Data entries

::::::::::

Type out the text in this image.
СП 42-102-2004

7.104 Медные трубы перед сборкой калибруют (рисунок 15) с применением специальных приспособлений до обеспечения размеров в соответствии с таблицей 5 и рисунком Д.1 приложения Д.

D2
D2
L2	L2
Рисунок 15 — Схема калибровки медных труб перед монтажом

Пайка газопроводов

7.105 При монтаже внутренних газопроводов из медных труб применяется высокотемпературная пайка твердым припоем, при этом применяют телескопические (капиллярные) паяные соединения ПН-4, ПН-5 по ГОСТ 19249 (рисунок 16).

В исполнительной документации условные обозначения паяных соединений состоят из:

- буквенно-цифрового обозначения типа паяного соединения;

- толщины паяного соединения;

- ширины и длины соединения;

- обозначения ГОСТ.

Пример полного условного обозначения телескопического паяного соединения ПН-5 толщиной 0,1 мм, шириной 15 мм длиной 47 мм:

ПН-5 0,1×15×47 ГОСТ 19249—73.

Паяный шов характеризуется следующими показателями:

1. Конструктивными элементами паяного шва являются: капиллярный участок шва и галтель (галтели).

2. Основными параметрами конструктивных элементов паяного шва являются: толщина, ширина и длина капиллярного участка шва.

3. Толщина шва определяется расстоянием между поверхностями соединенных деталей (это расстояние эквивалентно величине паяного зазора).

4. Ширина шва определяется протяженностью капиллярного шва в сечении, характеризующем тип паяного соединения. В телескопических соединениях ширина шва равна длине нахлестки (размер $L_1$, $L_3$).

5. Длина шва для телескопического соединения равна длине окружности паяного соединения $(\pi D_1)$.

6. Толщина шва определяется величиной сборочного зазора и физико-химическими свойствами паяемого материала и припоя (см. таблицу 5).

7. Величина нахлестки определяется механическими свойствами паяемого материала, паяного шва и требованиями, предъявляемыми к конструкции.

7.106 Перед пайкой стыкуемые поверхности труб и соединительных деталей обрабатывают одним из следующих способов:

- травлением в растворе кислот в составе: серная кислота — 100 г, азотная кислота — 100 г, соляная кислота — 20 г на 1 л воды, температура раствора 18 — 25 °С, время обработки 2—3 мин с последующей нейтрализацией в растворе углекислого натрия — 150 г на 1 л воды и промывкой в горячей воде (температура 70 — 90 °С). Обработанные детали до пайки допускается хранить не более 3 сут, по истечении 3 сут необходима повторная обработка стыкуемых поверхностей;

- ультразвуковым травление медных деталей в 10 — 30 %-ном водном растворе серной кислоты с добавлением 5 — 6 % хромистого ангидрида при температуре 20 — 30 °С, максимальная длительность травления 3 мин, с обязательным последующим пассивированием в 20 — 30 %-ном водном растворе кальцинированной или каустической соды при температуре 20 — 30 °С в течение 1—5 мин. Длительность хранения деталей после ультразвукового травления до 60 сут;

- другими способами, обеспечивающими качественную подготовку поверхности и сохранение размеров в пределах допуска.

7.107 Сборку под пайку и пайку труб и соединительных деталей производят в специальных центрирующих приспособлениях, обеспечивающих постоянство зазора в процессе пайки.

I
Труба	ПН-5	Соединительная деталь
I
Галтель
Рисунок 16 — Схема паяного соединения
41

::::::::::

**Work to do**: State the count of lines that contain the string "Схема". Nothing else is needed.

**Final result**: 2